_THE EXERCISE_:
Report all lines holding "Частота".

_DATASET ENTRIES_:
··········
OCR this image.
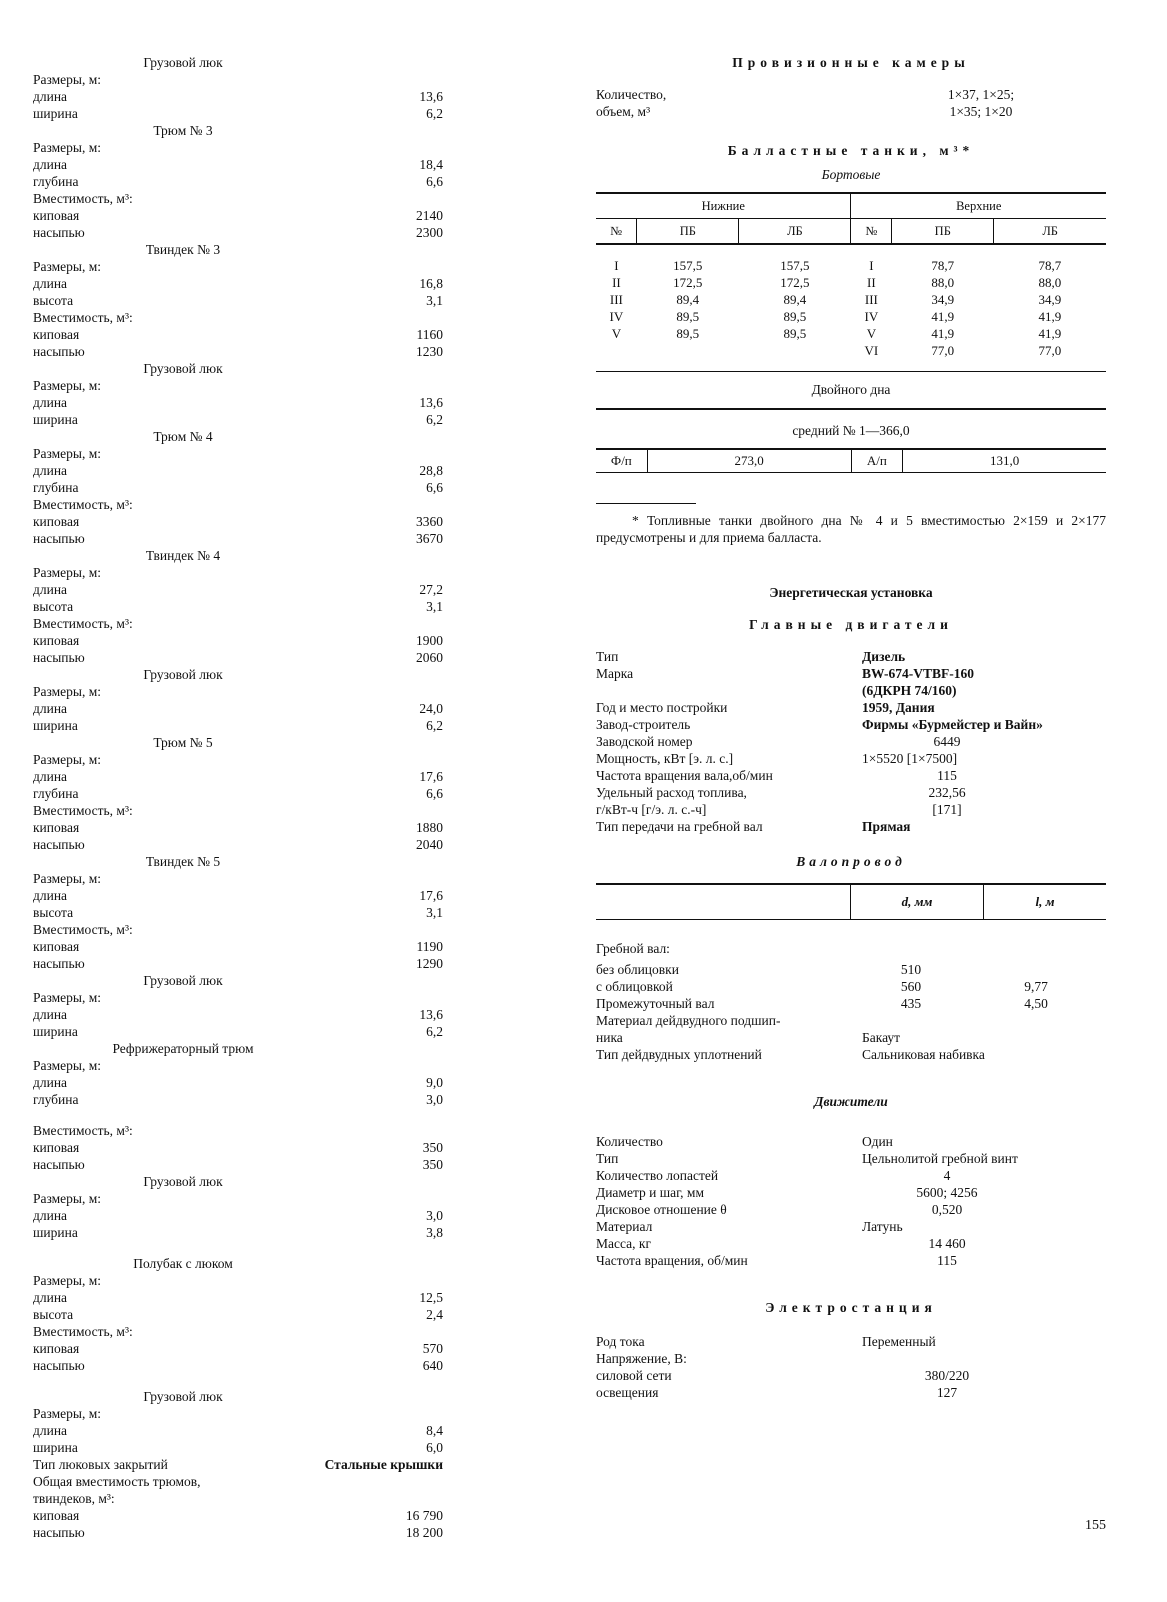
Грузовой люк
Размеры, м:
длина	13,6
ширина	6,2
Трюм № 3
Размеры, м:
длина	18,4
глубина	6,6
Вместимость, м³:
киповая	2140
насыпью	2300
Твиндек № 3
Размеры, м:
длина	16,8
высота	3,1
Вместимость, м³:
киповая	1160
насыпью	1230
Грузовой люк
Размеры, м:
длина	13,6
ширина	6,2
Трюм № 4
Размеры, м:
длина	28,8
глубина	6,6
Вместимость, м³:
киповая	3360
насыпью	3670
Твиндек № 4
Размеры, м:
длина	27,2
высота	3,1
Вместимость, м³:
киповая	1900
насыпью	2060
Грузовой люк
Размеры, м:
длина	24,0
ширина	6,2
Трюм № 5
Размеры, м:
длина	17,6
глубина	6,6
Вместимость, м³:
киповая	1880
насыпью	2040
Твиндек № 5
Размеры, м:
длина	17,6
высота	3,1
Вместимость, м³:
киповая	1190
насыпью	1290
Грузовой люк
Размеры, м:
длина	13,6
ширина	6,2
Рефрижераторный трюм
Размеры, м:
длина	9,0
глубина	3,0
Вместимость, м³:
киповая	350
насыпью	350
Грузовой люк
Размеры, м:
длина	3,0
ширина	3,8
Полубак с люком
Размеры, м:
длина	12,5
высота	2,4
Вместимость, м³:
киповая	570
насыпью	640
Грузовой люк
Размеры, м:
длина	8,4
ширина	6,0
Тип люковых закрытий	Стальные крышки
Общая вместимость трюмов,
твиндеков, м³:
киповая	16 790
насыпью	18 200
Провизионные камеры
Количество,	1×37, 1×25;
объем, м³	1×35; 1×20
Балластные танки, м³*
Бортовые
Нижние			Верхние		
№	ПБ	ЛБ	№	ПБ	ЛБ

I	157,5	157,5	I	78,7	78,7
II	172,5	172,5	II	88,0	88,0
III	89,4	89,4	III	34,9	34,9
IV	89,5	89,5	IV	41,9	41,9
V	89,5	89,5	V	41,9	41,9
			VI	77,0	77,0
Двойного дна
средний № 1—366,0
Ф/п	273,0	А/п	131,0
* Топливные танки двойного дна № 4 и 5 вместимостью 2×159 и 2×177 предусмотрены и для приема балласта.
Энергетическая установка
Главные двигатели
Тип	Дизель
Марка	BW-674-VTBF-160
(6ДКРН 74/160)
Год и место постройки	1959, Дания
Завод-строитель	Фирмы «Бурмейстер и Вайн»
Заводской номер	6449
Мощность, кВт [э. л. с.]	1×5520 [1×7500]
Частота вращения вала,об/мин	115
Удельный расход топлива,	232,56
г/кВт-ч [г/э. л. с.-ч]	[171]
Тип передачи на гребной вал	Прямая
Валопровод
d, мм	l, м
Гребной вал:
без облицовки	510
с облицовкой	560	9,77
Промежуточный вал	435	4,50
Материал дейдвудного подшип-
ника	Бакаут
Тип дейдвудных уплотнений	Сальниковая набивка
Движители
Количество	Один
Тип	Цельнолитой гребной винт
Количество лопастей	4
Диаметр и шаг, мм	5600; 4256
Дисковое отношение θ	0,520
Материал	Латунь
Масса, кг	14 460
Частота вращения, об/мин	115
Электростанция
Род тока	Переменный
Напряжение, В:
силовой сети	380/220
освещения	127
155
··········
_TASK OUTPUT_:
Частота вращения вала,об/мин	115
Частота вращения, об/мин	115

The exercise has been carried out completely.